TASK TO COMPLETE: Collect every line of the records below that contains the word "JSON".

-- begin PROVIDED DATA --

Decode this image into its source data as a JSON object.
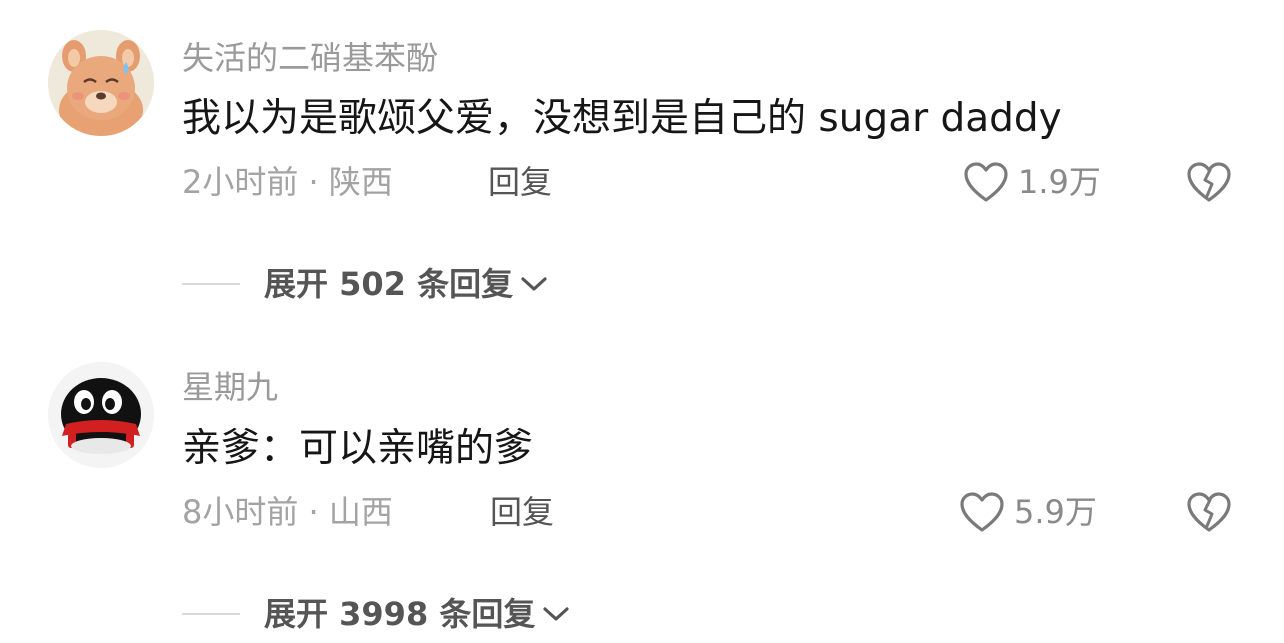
{
  "comments": [
    {
      "username": "失活的二硝基苯酚",
      "content": "我以为是歌颂父爱，没想到是自己的 sugar daddy",
      "meta": "2小时前 · 陕西",
      "reply_label": "回复",
      "likes": "1.9万",
      "expand_label": "展开 502 条回复",
      "avatar_icon": "bear-avatar-icon"
    },
    {
      "username": "星期九",
      "content": "亲爹：可以亲嘴的爹",
      "meta": "8小时前 · 山西",
      "reply_label": "回复",
      "likes": "5.9万",
      "expand_label": "展开 3998 条回复",
      "avatar_icon": "penguin-avatar-icon"
    }
  ],
  "colors": {
    "username": "#9a9a9a",
    "content": "#161616",
    "meta": "#a3a3a3",
    "action": "#555555",
    "icon": "#7a7a7a",
    "divider": "#d9d9d9"
  }
}
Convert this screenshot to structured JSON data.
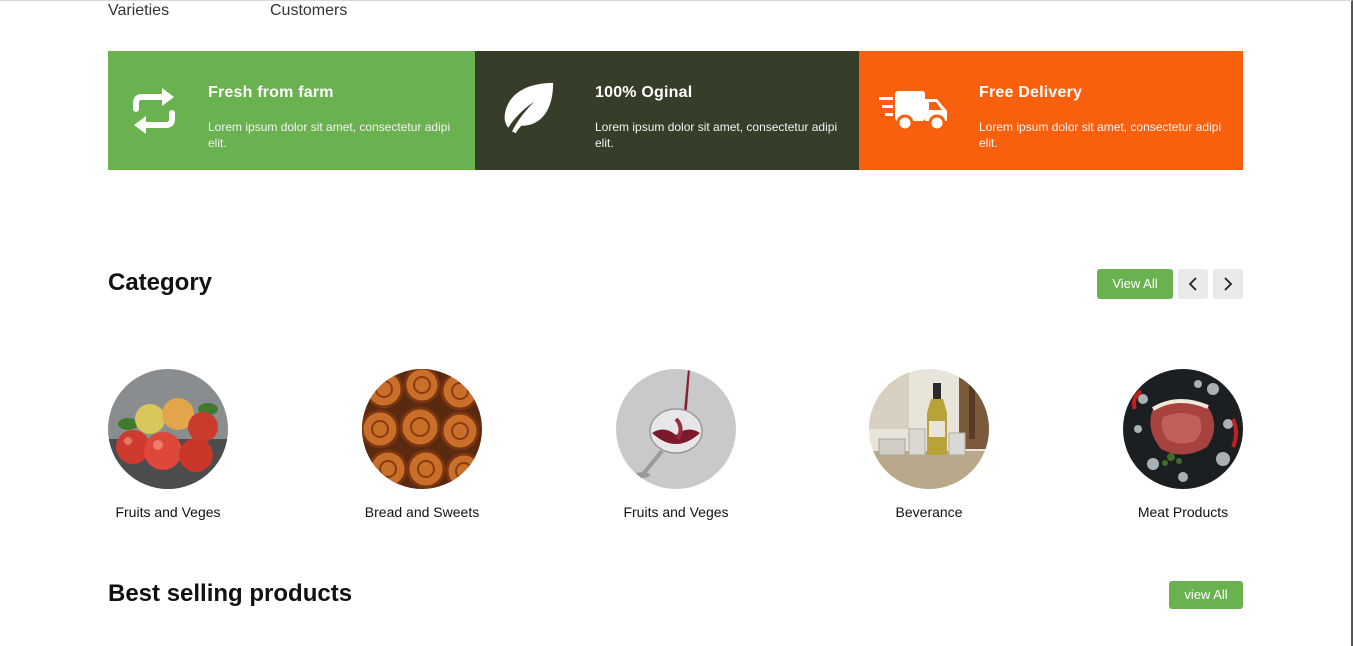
{
  "stats": {
    "label1": "Varieties",
    "label2": "Customers"
  },
  "features": [
    {
      "title": "Fresh from farm",
      "description": "Lorem ipsum dolor sit amet, consectetur adipi elit.",
      "icon": "refresh-icon",
      "color": "#6ab150"
    },
    {
      "title": "100% Oginal",
      "description": "Lorem ipsum dolor sit amet, consectetur adipi elit.",
      "icon": "leaf-icon",
      "color": "#363d29"
    },
    {
      "title": "Free Delivery",
      "description": "Lorem ipsum dolor sit amet, consectetur adipi elit.",
      "icon": "delivery-truck-icon",
      "color": "#f9600d"
    }
  ],
  "category": {
    "title": "Category",
    "view_all_label": "View All",
    "items": [
      {
        "label": "Fruits and Veges",
        "image": "apples-image"
      },
      {
        "label": "Bread and Sweets",
        "image": "cinnamon-rolls-image"
      },
      {
        "label": "Fruits and Veges",
        "image": "wine-glass-image"
      },
      {
        "label": "Beverance",
        "image": "oil-bottles-image"
      },
      {
        "label": "Meat Products",
        "image": "steak-image"
      }
    ]
  },
  "best_selling": {
    "title": "Best selling products",
    "view_all_label": "view All"
  },
  "colors": {
    "brand_green": "#6ab150",
    "dark_olive": "#363d29",
    "orange": "#f9600d"
  }
}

-- end PROVIDED DATA --

TASK SOLUTION:
Decode this image into its source data as a JSON object.
Convert this screenshot to structured JSON data.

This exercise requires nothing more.